> [What is being asked] Draw out every line with the word "Projects" from the listing below.
>> Start Records
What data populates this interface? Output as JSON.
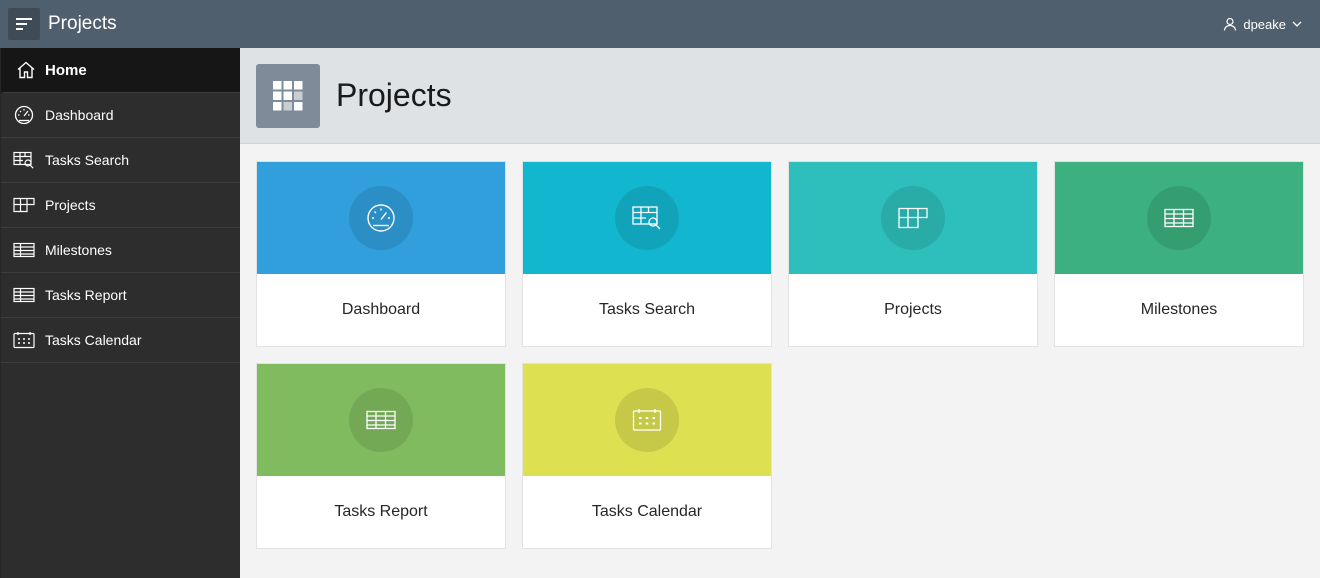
{
  "header": {
    "app_title": "Projects",
    "menu_icon": "hamburger-menu-icon",
    "user_name": "dpeake",
    "background": "#505f6d"
  },
  "sidebar": {
    "items": [
      {
        "label": "Home",
        "icon": "home-icon",
        "active": true
      },
      {
        "label": "Dashboard",
        "icon": "gauge-icon"
      },
      {
        "label": "Tasks Search",
        "icon": "table-search-icon"
      },
      {
        "label": "Projects",
        "icon": "table-grid-icon"
      },
      {
        "label": "Milestones",
        "icon": "table-icon"
      },
      {
        "label": "Tasks Report",
        "icon": "table-icon"
      },
      {
        "label": "Tasks Calendar",
        "icon": "calendar-icon"
      }
    ]
  },
  "hero": {
    "title": "Projects",
    "icon": "app-grid-icon",
    "icon_color": "#7f8b98"
  },
  "cards": [
    {
      "label": "Dashboard",
      "icon": "gauge-icon",
      "color": "#309fdb"
    },
    {
      "label": "Tasks Search",
      "icon": "table-search-icon",
      "color": "#13b6cf"
    },
    {
      "label": "Projects",
      "icon": "table-grid-icon",
      "color": "#2ebfbc"
    },
    {
      "label": "Milestones",
      "icon": "table-icon",
      "color": "#3cb07e"
    },
    {
      "label": "Tasks Report",
      "icon": "table-icon",
      "color": "#81bb5f"
    },
    {
      "label": "Tasks Calendar",
      "icon": "calendar-icon",
      "color": "#dde051"
    }
  ]
}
>> End Records
> [Task answer]
    "app_title": "Projects",
        "label": "Projects",
    "title": "Projects",
      "label": "Projects",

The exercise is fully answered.